── Dataset extract

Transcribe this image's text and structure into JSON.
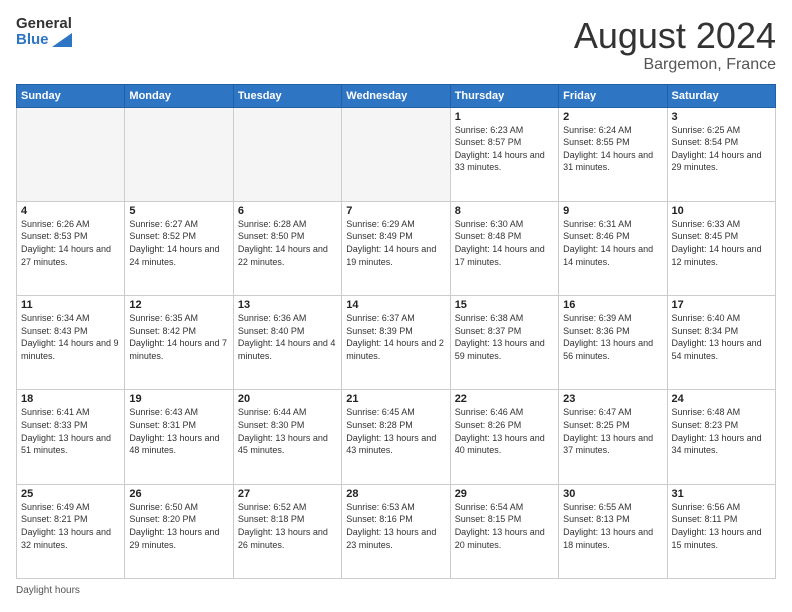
{
  "header": {
    "logo_line1": "General",
    "logo_line2": "Blue",
    "main_title": "August 2024",
    "subtitle": "Bargemon, France"
  },
  "days_of_week": [
    "Sunday",
    "Monday",
    "Tuesday",
    "Wednesday",
    "Thursday",
    "Friday",
    "Saturday"
  ],
  "footer": {
    "label": "Daylight hours"
  },
  "weeks": [
    [
      {
        "day": "",
        "info": ""
      },
      {
        "day": "",
        "info": ""
      },
      {
        "day": "",
        "info": ""
      },
      {
        "day": "",
        "info": ""
      },
      {
        "day": "1",
        "info": "Sunrise: 6:23 AM\nSunset: 8:57 PM\nDaylight: 14 hours and 33 minutes."
      },
      {
        "day": "2",
        "info": "Sunrise: 6:24 AM\nSunset: 8:55 PM\nDaylight: 14 hours and 31 minutes."
      },
      {
        "day": "3",
        "info": "Sunrise: 6:25 AM\nSunset: 8:54 PM\nDaylight: 14 hours and 29 minutes."
      }
    ],
    [
      {
        "day": "4",
        "info": "Sunrise: 6:26 AM\nSunset: 8:53 PM\nDaylight: 14 hours and 27 minutes."
      },
      {
        "day": "5",
        "info": "Sunrise: 6:27 AM\nSunset: 8:52 PM\nDaylight: 14 hours and 24 minutes."
      },
      {
        "day": "6",
        "info": "Sunrise: 6:28 AM\nSunset: 8:50 PM\nDaylight: 14 hours and 22 minutes."
      },
      {
        "day": "7",
        "info": "Sunrise: 6:29 AM\nSunset: 8:49 PM\nDaylight: 14 hours and 19 minutes."
      },
      {
        "day": "8",
        "info": "Sunrise: 6:30 AM\nSunset: 8:48 PM\nDaylight: 14 hours and 17 minutes."
      },
      {
        "day": "9",
        "info": "Sunrise: 6:31 AM\nSunset: 8:46 PM\nDaylight: 14 hours and 14 minutes."
      },
      {
        "day": "10",
        "info": "Sunrise: 6:33 AM\nSunset: 8:45 PM\nDaylight: 14 hours and 12 minutes."
      }
    ],
    [
      {
        "day": "11",
        "info": "Sunrise: 6:34 AM\nSunset: 8:43 PM\nDaylight: 14 hours and 9 minutes."
      },
      {
        "day": "12",
        "info": "Sunrise: 6:35 AM\nSunset: 8:42 PM\nDaylight: 14 hours and 7 minutes."
      },
      {
        "day": "13",
        "info": "Sunrise: 6:36 AM\nSunset: 8:40 PM\nDaylight: 14 hours and 4 minutes."
      },
      {
        "day": "14",
        "info": "Sunrise: 6:37 AM\nSunset: 8:39 PM\nDaylight: 14 hours and 2 minutes."
      },
      {
        "day": "15",
        "info": "Sunrise: 6:38 AM\nSunset: 8:37 PM\nDaylight: 13 hours and 59 minutes."
      },
      {
        "day": "16",
        "info": "Sunrise: 6:39 AM\nSunset: 8:36 PM\nDaylight: 13 hours and 56 minutes."
      },
      {
        "day": "17",
        "info": "Sunrise: 6:40 AM\nSunset: 8:34 PM\nDaylight: 13 hours and 54 minutes."
      }
    ],
    [
      {
        "day": "18",
        "info": "Sunrise: 6:41 AM\nSunset: 8:33 PM\nDaylight: 13 hours and 51 minutes."
      },
      {
        "day": "19",
        "info": "Sunrise: 6:43 AM\nSunset: 8:31 PM\nDaylight: 13 hours and 48 minutes."
      },
      {
        "day": "20",
        "info": "Sunrise: 6:44 AM\nSunset: 8:30 PM\nDaylight: 13 hours and 45 minutes."
      },
      {
        "day": "21",
        "info": "Sunrise: 6:45 AM\nSunset: 8:28 PM\nDaylight: 13 hours and 43 minutes."
      },
      {
        "day": "22",
        "info": "Sunrise: 6:46 AM\nSunset: 8:26 PM\nDaylight: 13 hours and 40 minutes."
      },
      {
        "day": "23",
        "info": "Sunrise: 6:47 AM\nSunset: 8:25 PM\nDaylight: 13 hours and 37 minutes."
      },
      {
        "day": "24",
        "info": "Sunrise: 6:48 AM\nSunset: 8:23 PM\nDaylight: 13 hours and 34 minutes."
      }
    ],
    [
      {
        "day": "25",
        "info": "Sunrise: 6:49 AM\nSunset: 8:21 PM\nDaylight: 13 hours and 32 minutes."
      },
      {
        "day": "26",
        "info": "Sunrise: 6:50 AM\nSunset: 8:20 PM\nDaylight: 13 hours and 29 minutes."
      },
      {
        "day": "27",
        "info": "Sunrise: 6:52 AM\nSunset: 8:18 PM\nDaylight: 13 hours and 26 minutes."
      },
      {
        "day": "28",
        "info": "Sunrise: 6:53 AM\nSunset: 8:16 PM\nDaylight: 13 hours and 23 minutes."
      },
      {
        "day": "29",
        "info": "Sunrise: 6:54 AM\nSunset: 8:15 PM\nDaylight: 13 hours and 20 minutes."
      },
      {
        "day": "30",
        "info": "Sunrise: 6:55 AM\nSunset: 8:13 PM\nDaylight: 13 hours and 18 minutes."
      },
      {
        "day": "31",
        "info": "Sunrise: 6:56 AM\nSunset: 8:11 PM\nDaylight: 13 hours and 15 minutes."
      }
    ]
  ]
}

────

(Your objective): All of the data above should be transcribed verbatim, with pictures omitted.

(Solution):
Transcribe this image's text and structure into JSON.
{
  "header": {
    "logo_line1": "General",
    "logo_line2": "Blue",
    "main_title": "August 2024",
    "subtitle": "Bargemon, France"
  },
  "days_of_week": [
    "Sunday",
    "Monday",
    "Tuesday",
    "Wednesday",
    "Thursday",
    "Friday",
    "Saturday"
  ],
  "footer": {
    "label": "Daylight hours"
  },
  "weeks": [
    [
      {
        "day": "",
        "info": ""
      },
      {
        "day": "",
        "info": ""
      },
      {
        "day": "",
        "info": ""
      },
      {
        "day": "",
        "info": ""
      },
      {
        "day": "1",
        "info": "Sunrise: 6:23 AM\nSunset: 8:57 PM\nDaylight: 14 hours and 33 minutes."
      },
      {
        "day": "2",
        "info": "Sunrise: 6:24 AM\nSunset: 8:55 PM\nDaylight: 14 hours and 31 minutes."
      },
      {
        "day": "3",
        "info": "Sunrise: 6:25 AM\nSunset: 8:54 PM\nDaylight: 14 hours and 29 minutes."
      }
    ],
    [
      {
        "day": "4",
        "info": "Sunrise: 6:26 AM\nSunset: 8:53 PM\nDaylight: 14 hours and 27 minutes."
      },
      {
        "day": "5",
        "info": "Sunrise: 6:27 AM\nSunset: 8:52 PM\nDaylight: 14 hours and 24 minutes."
      },
      {
        "day": "6",
        "info": "Sunrise: 6:28 AM\nSunset: 8:50 PM\nDaylight: 14 hours and 22 minutes."
      },
      {
        "day": "7",
        "info": "Sunrise: 6:29 AM\nSunset: 8:49 PM\nDaylight: 14 hours and 19 minutes."
      },
      {
        "day": "8",
        "info": "Sunrise: 6:30 AM\nSunset: 8:48 PM\nDaylight: 14 hours and 17 minutes."
      },
      {
        "day": "9",
        "info": "Sunrise: 6:31 AM\nSunset: 8:46 PM\nDaylight: 14 hours and 14 minutes."
      },
      {
        "day": "10",
        "info": "Sunrise: 6:33 AM\nSunset: 8:45 PM\nDaylight: 14 hours and 12 minutes."
      }
    ],
    [
      {
        "day": "11",
        "info": "Sunrise: 6:34 AM\nSunset: 8:43 PM\nDaylight: 14 hours and 9 minutes."
      },
      {
        "day": "12",
        "info": "Sunrise: 6:35 AM\nSunset: 8:42 PM\nDaylight: 14 hours and 7 minutes."
      },
      {
        "day": "13",
        "info": "Sunrise: 6:36 AM\nSunset: 8:40 PM\nDaylight: 14 hours and 4 minutes."
      },
      {
        "day": "14",
        "info": "Sunrise: 6:37 AM\nSunset: 8:39 PM\nDaylight: 14 hours and 2 minutes."
      },
      {
        "day": "15",
        "info": "Sunrise: 6:38 AM\nSunset: 8:37 PM\nDaylight: 13 hours and 59 minutes."
      },
      {
        "day": "16",
        "info": "Sunrise: 6:39 AM\nSunset: 8:36 PM\nDaylight: 13 hours and 56 minutes."
      },
      {
        "day": "17",
        "info": "Sunrise: 6:40 AM\nSunset: 8:34 PM\nDaylight: 13 hours and 54 minutes."
      }
    ],
    [
      {
        "day": "18",
        "info": "Sunrise: 6:41 AM\nSunset: 8:33 PM\nDaylight: 13 hours and 51 minutes."
      },
      {
        "day": "19",
        "info": "Sunrise: 6:43 AM\nSunset: 8:31 PM\nDaylight: 13 hours and 48 minutes."
      },
      {
        "day": "20",
        "info": "Sunrise: 6:44 AM\nSunset: 8:30 PM\nDaylight: 13 hours and 45 minutes."
      },
      {
        "day": "21",
        "info": "Sunrise: 6:45 AM\nSunset: 8:28 PM\nDaylight: 13 hours and 43 minutes."
      },
      {
        "day": "22",
        "info": "Sunrise: 6:46 AM\nSunset: 8:26 PM\nDaylight: 13 hours and 40 minutes."
      },
      {
        "day": "23",
        "info": "Sunrise: 6:47 AM\nSunset: 8:25 PM\nDaylight: 13 hours and 37 minutes."
      },
      {
        "day": "24",
        "info": "Sunrise: 6:48 AM\nSunset: 8:23 PM\nDaylight: 13 hours and 34 minutes."
      }
    ],
    [
      {
        "day": "25",
        "info": "Sunrise: 6:49 AM\nSunset: 8:21 PM\nDaylight: 13 hours and 32 minutes."
      },
      {
        "day": "26",
        "info": "Sunrise: 6:50 AM\nSunset: 8:20 PM\nDaylight: 13 hours and 29 minutes."
      },
      {
        "day": "27",
        "info": "Sunrise: 6:52 AM\nSunset: 8:18 PM\nDaylight: 13 hours and 26 minutes."
      },
      {
        "day": "28",
        "info": "Sunrise: 6:53 AM\nSunset: 8:16 PM\nDaylight: 13 hours and 23 minutes."
      },
      {
        "day": "29",
        "info": "Sunrise: 6:54 AM\nSunset: 8:15 PM\nDaylight: 13 hours and 20 minutes."
      },
      {
        "day": "30",
        "info": "Sunrise: 6:55 AM\nSunset: 8:13 PM\nDaylight: 13 hours and 18 minutes."
      },
      {
        "day": "31",
        "info": "Sunrise: 6:56 AM\nSunset: 8:11 PM\nDaylight: 13 hours and 15 minutes."
      }
    ]
  ]
}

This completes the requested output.